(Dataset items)
-- -- --

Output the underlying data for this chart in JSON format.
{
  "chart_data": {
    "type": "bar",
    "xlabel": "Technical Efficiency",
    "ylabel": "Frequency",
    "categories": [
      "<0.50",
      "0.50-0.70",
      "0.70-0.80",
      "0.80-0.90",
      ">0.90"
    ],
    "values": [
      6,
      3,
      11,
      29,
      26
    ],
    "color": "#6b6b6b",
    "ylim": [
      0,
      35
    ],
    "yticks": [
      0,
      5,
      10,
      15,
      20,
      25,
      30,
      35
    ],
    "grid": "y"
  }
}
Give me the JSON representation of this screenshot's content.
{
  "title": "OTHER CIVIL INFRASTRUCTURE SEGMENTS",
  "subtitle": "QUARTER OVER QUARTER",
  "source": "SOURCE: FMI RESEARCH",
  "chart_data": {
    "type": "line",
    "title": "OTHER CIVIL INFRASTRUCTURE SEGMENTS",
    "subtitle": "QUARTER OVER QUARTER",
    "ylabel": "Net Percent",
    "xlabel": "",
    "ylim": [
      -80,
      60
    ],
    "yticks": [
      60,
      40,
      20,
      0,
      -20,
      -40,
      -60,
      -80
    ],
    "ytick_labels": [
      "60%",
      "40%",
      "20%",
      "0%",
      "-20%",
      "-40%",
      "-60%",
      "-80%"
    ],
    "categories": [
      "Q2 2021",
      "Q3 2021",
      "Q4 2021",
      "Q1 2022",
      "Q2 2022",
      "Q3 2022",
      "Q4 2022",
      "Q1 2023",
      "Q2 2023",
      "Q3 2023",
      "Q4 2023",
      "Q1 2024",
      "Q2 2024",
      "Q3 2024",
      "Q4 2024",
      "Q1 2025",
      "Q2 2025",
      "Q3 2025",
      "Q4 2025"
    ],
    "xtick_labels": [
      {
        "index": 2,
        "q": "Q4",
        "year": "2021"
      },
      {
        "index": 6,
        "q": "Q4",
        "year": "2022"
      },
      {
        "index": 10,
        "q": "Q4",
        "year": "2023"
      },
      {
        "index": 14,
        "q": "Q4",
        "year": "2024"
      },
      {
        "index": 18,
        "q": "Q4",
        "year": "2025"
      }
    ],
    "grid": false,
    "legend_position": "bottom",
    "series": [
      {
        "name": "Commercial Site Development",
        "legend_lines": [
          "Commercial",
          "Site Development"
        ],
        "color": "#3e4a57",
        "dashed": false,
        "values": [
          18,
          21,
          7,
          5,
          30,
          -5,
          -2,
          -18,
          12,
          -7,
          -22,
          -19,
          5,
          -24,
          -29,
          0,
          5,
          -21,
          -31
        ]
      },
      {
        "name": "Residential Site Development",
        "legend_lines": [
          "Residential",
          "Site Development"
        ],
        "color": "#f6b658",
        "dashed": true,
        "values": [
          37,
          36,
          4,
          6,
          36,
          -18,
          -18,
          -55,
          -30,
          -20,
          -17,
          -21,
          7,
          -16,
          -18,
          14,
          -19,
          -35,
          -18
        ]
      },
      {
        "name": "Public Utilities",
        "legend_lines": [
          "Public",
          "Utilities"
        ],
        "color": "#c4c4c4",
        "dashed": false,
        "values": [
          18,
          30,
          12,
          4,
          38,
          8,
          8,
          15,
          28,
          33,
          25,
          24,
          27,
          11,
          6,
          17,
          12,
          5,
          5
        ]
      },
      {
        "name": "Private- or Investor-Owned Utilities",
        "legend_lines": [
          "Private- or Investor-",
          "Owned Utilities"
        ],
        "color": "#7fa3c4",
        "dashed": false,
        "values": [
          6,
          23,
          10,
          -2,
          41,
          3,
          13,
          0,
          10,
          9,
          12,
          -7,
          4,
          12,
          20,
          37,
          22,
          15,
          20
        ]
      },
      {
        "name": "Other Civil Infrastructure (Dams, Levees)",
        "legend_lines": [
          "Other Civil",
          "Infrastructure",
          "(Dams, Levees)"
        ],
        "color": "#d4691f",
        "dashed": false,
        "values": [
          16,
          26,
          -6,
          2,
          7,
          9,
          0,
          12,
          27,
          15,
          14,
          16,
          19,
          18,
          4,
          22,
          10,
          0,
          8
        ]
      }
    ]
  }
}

-- -- --

» **GOAL**: Count how many lines of the data include the word "index". Your reply should be that number alone.

» **CORRECT RESPONSE**: 5